(PROBLEM DESCRIPTION)
Each entry below should be returned exactly as is, with the pictures removed.
* BEGIN DATA PROVIDED *
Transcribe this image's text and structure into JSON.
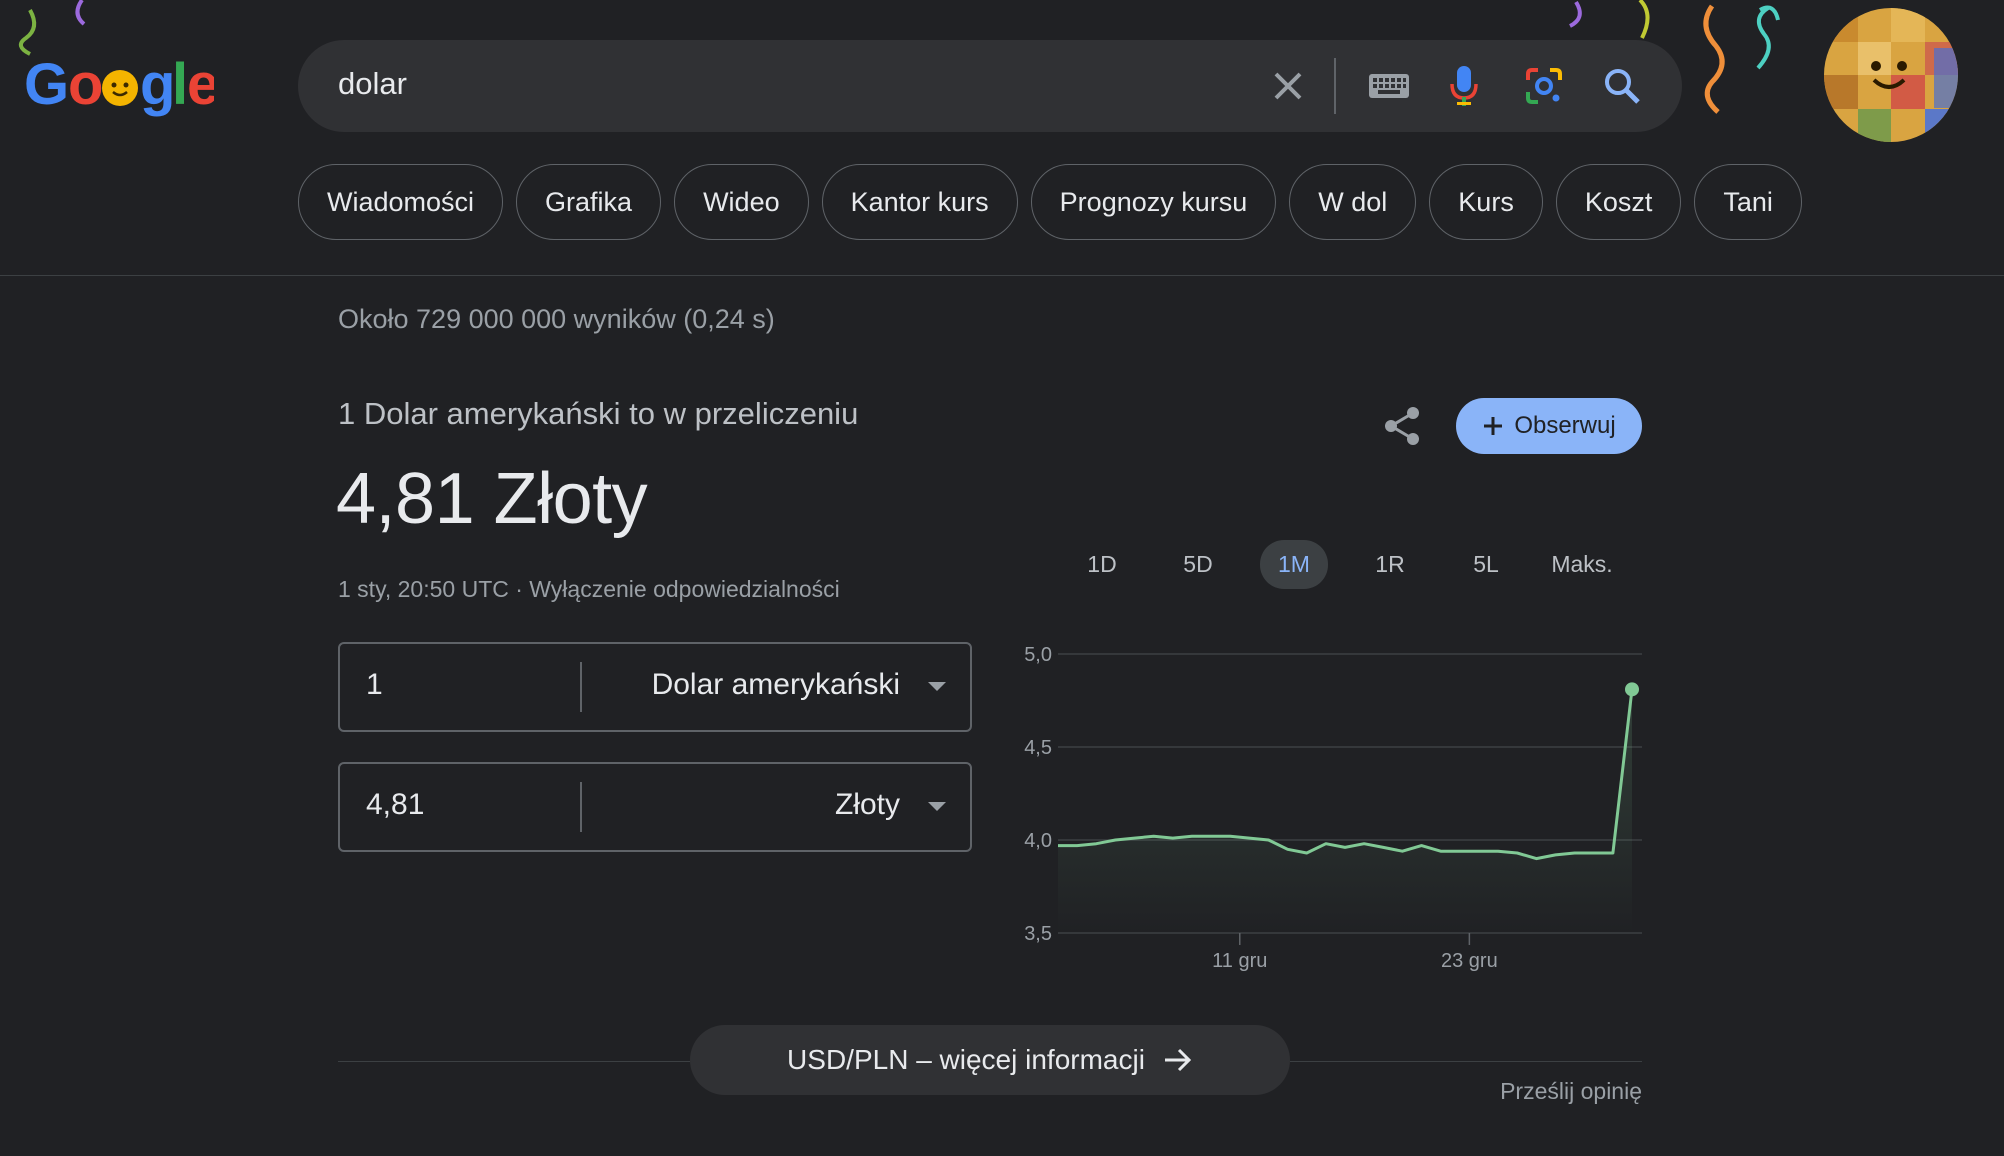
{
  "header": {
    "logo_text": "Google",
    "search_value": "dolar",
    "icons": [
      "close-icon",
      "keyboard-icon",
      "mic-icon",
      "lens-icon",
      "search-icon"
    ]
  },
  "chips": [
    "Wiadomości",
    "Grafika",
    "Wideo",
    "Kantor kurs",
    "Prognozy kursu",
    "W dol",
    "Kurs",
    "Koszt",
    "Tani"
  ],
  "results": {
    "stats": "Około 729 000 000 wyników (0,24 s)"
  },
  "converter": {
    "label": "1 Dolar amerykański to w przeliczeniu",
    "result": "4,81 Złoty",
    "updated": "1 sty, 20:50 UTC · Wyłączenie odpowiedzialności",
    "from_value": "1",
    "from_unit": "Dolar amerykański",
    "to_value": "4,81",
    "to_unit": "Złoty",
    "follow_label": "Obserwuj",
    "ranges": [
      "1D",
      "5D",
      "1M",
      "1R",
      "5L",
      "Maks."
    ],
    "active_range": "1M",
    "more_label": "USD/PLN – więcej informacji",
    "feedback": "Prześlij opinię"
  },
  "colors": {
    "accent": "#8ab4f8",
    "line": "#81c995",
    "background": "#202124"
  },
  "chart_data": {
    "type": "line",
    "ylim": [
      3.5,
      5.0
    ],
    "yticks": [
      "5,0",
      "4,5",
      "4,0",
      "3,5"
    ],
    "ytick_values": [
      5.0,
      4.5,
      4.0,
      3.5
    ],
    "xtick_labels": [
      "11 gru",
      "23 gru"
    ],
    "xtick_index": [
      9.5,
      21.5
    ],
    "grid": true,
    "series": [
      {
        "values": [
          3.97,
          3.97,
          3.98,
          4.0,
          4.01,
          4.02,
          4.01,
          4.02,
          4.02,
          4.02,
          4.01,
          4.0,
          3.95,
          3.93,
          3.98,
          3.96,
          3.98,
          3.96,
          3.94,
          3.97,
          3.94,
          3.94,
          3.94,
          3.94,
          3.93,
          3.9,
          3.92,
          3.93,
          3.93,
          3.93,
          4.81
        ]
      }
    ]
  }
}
* END DATA PROVIDED *
(FINISHED ANSWER)
Transcribe this image's text and structure into JSON.
{
  "header": {
    "logo_text": "Google",
    "search_value": "dolar",
    "icons": [
      "close-icon",
      "keyboard-icon",
      "mic-icon",
      "lens-icon",
      "search-icon"
    ]
  },
  "chips": [
    "Wiadomości",
    "Grafika",
    "Wideo",
    "Kantor kurs",
    "Prognozy kursu",
    "W dol",
    "Kurs",
    "Koszt",
    "Tani"
  ],
  "results": {
    "stats": "Około 729 000 000 wyników (0,24 s)"
  },
  "converter": {
    "label": "1 Dolar amerykański to w przeliczeniu",
    "result": "4,81 Złoty",
    "updated": "1 sty, 20:50 UTC · Wyłączenie odpowiedzialności",
    "from_value": "1",
    "from_unit": "Dolar amerykański",
    "to_value": "4,81",
    "to_unit": "Złoty",
    "follow_label": "Obserwuj",
    "ranges": [
      "1D",
      "5D",
      "1M",
      "1R",
      "5L",
      "Maks."
    ],
    "active_range": "1M",
    "more_label": "USD/PLN – więcej informacji",
    "feedback": "Prześlij opinię"
  },
  "colors": {
    "accent": "#8ab4f8",
    "line": "#81c995",
    "background": "#202124"
  },
  "chart_data": {
    "type": "line",
    "ylim": [
      3.5,
      5.0
    ],
    "yticks": [
      "5,0",
      "4,5",
      "4,0",
      "3,5"
    ],
    "ytick_values": [
      5.0,
      4.5,
      4.0,
      3.5
    ],
    "xtick_labels": [
      "11 gru",
      "23 gru"
    ],
    "xtick_index": [
      9.5,
      21.5
    ],
    "grid": true,
    "series": [
      {
        "values": [
          3.97,
          3.97,
          3.98,
          4.0,
          4.01,
          4.02,
          4.01,
          4.02,
          4.02,
          4.02,
          4.01,
          4.0,
          3.95,
          3.93,
          3.98,
          3.96,
          3.98,
          3.96,
          3.94,
          3.97,
          3.94,
          3.94,
          3.94,
          3.94,
          3.93,
          3.9,
          3.92,
          3.93,
          3.93,
          3.93,
          4.81
        ]
      }
    ]
  }
}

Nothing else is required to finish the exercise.